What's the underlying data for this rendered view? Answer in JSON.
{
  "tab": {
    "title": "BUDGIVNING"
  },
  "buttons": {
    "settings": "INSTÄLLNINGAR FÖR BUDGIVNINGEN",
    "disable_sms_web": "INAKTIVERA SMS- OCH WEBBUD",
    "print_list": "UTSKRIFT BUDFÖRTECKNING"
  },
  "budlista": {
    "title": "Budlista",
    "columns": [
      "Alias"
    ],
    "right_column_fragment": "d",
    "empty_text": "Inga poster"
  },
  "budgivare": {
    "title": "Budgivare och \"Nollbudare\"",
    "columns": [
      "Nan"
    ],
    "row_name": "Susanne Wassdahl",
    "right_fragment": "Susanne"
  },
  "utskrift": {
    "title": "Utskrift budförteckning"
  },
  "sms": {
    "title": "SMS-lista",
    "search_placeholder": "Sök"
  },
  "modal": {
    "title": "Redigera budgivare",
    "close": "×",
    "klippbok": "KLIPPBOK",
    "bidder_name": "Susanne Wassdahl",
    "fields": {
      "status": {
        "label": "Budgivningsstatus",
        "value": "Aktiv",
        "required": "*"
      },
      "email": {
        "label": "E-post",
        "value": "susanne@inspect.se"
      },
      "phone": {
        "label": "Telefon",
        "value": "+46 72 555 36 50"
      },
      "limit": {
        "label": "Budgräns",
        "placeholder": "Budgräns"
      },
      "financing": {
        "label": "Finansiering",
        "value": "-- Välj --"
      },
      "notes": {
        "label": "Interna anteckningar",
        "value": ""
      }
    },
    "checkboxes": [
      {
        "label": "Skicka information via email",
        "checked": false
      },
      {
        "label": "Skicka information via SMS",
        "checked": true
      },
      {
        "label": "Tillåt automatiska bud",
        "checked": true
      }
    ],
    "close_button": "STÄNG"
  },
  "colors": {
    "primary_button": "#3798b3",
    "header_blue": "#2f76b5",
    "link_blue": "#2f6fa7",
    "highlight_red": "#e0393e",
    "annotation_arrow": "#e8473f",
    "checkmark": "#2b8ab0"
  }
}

——————————

** WHAT IS BEING ASKED **
Tally the lines of the data that contain the string "Wassdahl" and report the total alone.

** RESULT **
2